### SET TASK
Restate the data exactly as given and keep the pictures out.

### RECORD LIST
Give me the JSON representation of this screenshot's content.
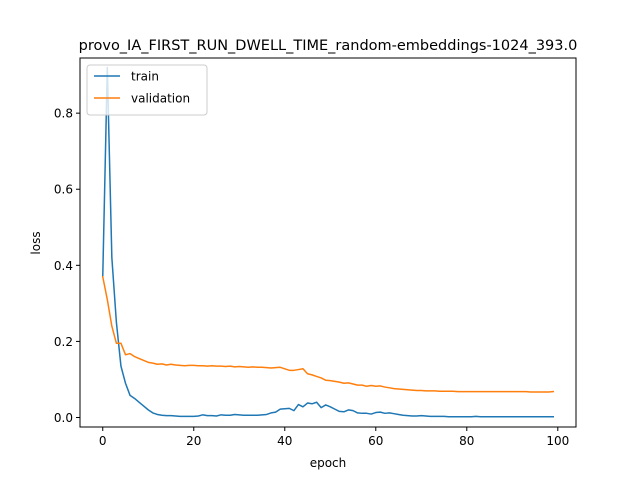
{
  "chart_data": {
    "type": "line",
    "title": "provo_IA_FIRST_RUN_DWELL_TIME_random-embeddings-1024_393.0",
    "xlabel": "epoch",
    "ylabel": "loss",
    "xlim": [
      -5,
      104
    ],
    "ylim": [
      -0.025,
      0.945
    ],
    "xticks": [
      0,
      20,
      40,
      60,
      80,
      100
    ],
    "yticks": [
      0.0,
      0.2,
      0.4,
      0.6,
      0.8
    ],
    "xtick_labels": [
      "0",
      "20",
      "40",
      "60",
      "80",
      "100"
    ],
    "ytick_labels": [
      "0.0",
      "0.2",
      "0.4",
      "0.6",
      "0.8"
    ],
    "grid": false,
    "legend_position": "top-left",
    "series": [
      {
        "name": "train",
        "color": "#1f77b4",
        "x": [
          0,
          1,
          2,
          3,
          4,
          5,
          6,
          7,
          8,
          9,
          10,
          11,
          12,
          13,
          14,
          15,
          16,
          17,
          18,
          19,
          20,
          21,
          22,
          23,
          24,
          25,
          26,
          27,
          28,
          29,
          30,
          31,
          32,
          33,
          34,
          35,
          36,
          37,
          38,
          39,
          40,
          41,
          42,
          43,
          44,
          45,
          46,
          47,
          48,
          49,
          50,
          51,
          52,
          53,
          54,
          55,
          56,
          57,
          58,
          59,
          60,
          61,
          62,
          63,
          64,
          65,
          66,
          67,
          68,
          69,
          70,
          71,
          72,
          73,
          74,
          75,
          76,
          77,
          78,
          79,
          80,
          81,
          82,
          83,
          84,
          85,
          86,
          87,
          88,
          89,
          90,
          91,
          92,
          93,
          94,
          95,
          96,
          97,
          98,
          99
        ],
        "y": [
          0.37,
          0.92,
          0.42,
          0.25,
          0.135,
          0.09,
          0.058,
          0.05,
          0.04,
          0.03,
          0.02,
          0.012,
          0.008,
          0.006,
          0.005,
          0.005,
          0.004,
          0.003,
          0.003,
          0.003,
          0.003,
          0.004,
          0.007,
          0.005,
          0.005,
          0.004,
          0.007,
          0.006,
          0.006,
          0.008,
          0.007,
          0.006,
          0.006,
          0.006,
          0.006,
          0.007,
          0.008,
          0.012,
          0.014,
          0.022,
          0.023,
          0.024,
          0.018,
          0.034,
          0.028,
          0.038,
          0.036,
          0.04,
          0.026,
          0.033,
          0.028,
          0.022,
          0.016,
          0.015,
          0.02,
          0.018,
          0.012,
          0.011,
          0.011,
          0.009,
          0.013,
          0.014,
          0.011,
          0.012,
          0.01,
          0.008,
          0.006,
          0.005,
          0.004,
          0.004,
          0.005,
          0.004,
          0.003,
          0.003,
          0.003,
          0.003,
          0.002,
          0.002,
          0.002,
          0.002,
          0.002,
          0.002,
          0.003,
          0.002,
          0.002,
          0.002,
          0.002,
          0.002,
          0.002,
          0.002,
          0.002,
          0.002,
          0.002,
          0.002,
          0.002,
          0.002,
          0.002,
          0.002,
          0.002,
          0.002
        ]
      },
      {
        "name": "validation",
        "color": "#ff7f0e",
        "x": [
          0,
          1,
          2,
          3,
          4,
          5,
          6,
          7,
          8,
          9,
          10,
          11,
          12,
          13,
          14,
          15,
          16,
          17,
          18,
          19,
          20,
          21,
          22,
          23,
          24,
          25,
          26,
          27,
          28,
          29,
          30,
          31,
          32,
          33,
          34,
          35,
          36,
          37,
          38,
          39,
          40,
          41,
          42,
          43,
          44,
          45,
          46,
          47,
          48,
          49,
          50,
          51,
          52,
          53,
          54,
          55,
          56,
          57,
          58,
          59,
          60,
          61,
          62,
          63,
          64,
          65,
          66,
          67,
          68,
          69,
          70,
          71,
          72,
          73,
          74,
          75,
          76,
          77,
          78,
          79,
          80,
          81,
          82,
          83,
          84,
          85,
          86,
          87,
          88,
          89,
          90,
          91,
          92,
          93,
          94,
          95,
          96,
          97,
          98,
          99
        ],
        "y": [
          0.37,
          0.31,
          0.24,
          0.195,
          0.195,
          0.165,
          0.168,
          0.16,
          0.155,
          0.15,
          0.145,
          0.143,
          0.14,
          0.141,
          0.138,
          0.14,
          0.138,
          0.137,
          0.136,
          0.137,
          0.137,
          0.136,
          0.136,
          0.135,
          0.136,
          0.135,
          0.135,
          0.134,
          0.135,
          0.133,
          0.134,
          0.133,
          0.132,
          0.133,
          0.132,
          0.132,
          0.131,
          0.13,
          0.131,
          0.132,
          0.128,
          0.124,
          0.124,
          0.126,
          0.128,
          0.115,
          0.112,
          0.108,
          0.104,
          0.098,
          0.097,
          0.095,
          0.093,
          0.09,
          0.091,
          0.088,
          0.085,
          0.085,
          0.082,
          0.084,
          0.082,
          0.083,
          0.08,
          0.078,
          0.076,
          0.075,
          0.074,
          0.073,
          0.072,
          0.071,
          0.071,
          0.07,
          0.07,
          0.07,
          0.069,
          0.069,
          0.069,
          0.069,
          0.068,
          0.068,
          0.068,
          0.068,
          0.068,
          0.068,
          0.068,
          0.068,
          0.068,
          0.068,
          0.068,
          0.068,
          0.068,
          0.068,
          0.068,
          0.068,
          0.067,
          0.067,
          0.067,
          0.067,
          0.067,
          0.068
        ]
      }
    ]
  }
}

### SOLUTION TO THE PROBLEM
Give me the JSON representation of this screenshot's content.
{
  "chart_data": {
    "type": "line",
    "title": "provo_IA_FIRST_RUN_DWELL_TIME_random-embeddings-1024_393.0",
    "xlabel": "epoch",
    "ylabel": "loss",
    "xlim": [
      -5,
      104
    ],
    "ylim": [
      -0.025,
      0.945
    ],
    "xticks": [
      0,
      20,
      40,
      60,
      80,
      100
    ],
    "yticks": [
      0.0,
      0.2,
      0.4,
      0.6,
      0.8
    ],
    "xtick_labels": [
      "0",
      "20",
      "40",
      "60",
      "80",
      "100"
    ],
    "ytick_labels": [
      "0.0",
      "0.2",
      "0.4",
      "0.6",
      "0.8"
    ],
    "grid": false,
    "legend_position": "top-left",
    "series": [
      {
        "name": "train",
        "color": "#1f77b4",
        "x": [
          0,
          1,
          2,
          3,
          4,
          5,
          6,
          7,
          8,
          9,
          10,
          11,
          12,
          13,
          14,
          15,
          16,
          17,
          18,
          19,
          20,
          21,
          22,
          23,
          24,
          25,
          26,
          27,
          28,
          29,
          30,
          31,
          32,
          33,
          34,
          35,
          36,
          37,
          38,
          39,
          40,
          41,
          42,
          43,
          44,
          45,
          46,
          47,
          48,
          49,
          50,
          51,
          52,
          53,
          54,
          55,
          56,
          57,
          58,
          59,
          60,
          61,
          62,
          63,
          64,
          65,
          66,
          67,
          68,
          69,
          70,
          71,
          72,
          73,
          74,
          75,
          76,
          77,
          78,
          79,
          80,
          81,
          82,
          83,
          84,
          85,
          86,
          87,
          88,
          89,
          90,
          91,
          92,
          93,
          94,
          95,
          96,
          97,
          98,
          99
        ],
        "y": [
          0.37,
          0.92,
          0.42,
          0.25,
          0.135,
          0.09,
          0.058,
          0.05,
          0.04,
          0.03,
          0.02,
          0.012,
          0.008,
          0.006,
          0.005,
          0.005,
          0.004,
          0.003,
          0.003,
          0.003,
          0.003,
          0.004,
          0.007,
          0.005,
          0.005,
          0.004,
          0.007,
          0.006,
          0.006,
          0.008,
          0.007,
          0.006,
          0.006,
          0.006,
          0.006,
          0.007,
          0.008,
          0.012,
          0.014,
          0.022,
          0.023,
          0.024,
          0.018,
          0.034,
          0.028,
          0.038,
          0.036,
          0.04,
          0.026,
          0.033,
          0.028,
          0.022,
          0.016,
          0.015,
          0.02,
          0.018,
          0.012,
          0.011,
          0.011,
          0.009,
          0.013,
          0.014,
          0.011,
          0.012,
          0.01,
          0.008,
          0.006,
          0.005,
          0.004,
          0.004,
          0.005,
          0.004,
          0.003,
          0.003,
          0.003,
          0.003,
          0.002,
          0.002,
          0.002,
          0.002,
          0.002,
          0.002,
          0.003,
          0.002,
          0.002,
          0.002,
          0.002,
          0.002,
          0.002,
          0.002,
          0.002,
          0.002,
          0.002,
          0.002,
          0.002,
          0.002,
          0.002,
          0.002,
          0.002,
          0.002
        ]
      },
      {
        "name": "validation",
        "color": "#ff7f0e",
        "x": [
          0,
          1,
          2,
          3,
          4,
          5,
          6,
          7,
          8,
          9,
          10,
          11,
          12,
          13,
          14,
          15,
          16,
          17,
          18,
          19,
          20,
          21,
          22,
          23,
          24,
          25,
          26,
          27,
          28,
          29,
          30,
          31,
          32,
          33,
          34,
          35,
          36,
          37,
          38,
          39,
          40,
          41,
          42,
          43,
          44,
          45,
          46,
          47,
          48,
          49,
          50,
          51,
          52,
          53,
          54,
          55,
          56,
          57,
          58,
          59,
          60,
          61,
          62,
          63,
          64,
          65,
          66,
          67,
          68,
          69,
          70,
          71,
          72,
          73,
          74,
          75,
          76,
          77,
          78,
          79,
          80,
          81,
          82,
          83,
          84,
          85,
          86,
          87,
          88,
          89,
          90,
          91,
          92,
          93,
          94,
          95,
          96,
          97,
          98,
          99
        ],
        "y": [
          0.37,
          0.31,
          0.24,
          0.195,
          0.195,
          0.165,
          0.168,
          0.16,
          0.155,
          0.15,
          0.145,
          0.143,
          0.14,
          0.141,
          0.138,
          0.14,
          0.138,
          0.137,
          0.136,
          0.137,
          0.137,
          0.136,
          0.136,
          0.135,
          0.136,
          0.135,
          0.135,
          0.134,
          0.135,
          0.133,
          0.134,
          0.133,
          0.132,
          0.133,
          0.132,
          0.132,
          0.131,
          0.13,
          0.131,
          0.132,
          0.128,
          0.124,
          0.124,
          0.126,
          0.128,
          0.115,
          0.112,
          0.108,
          0.104,
          0.098,
          0.097,
          0.095,
          0.093,
          0.09,
          0.091,
          0.088,
          0.085,
          0.085,
          0.082,
          0.084,
          0.082,
          0.083,
          0.08,
          0.078,
          0.076,
          0.075,
          0.074,
          0.073,
          0.072,
          0.071,
          0.071,
          0.07,
          0.07,
          0.07,
          0.069,
          0.069,
          0.069,
          0.069,
          0.068,
          0.068,
          0.068,
          0.068,
          0.068,
          0.068,
          0.068,
          0.068,
          0.068,
          0.068,
          0.068,
          0.068,
          0.068,
          0.068,
          0.068,
          0.068,
          0.067,
          0.067,
          0.067,
          0.067,
          0.067,
          0.068
        ]
      }
    ]
  }
}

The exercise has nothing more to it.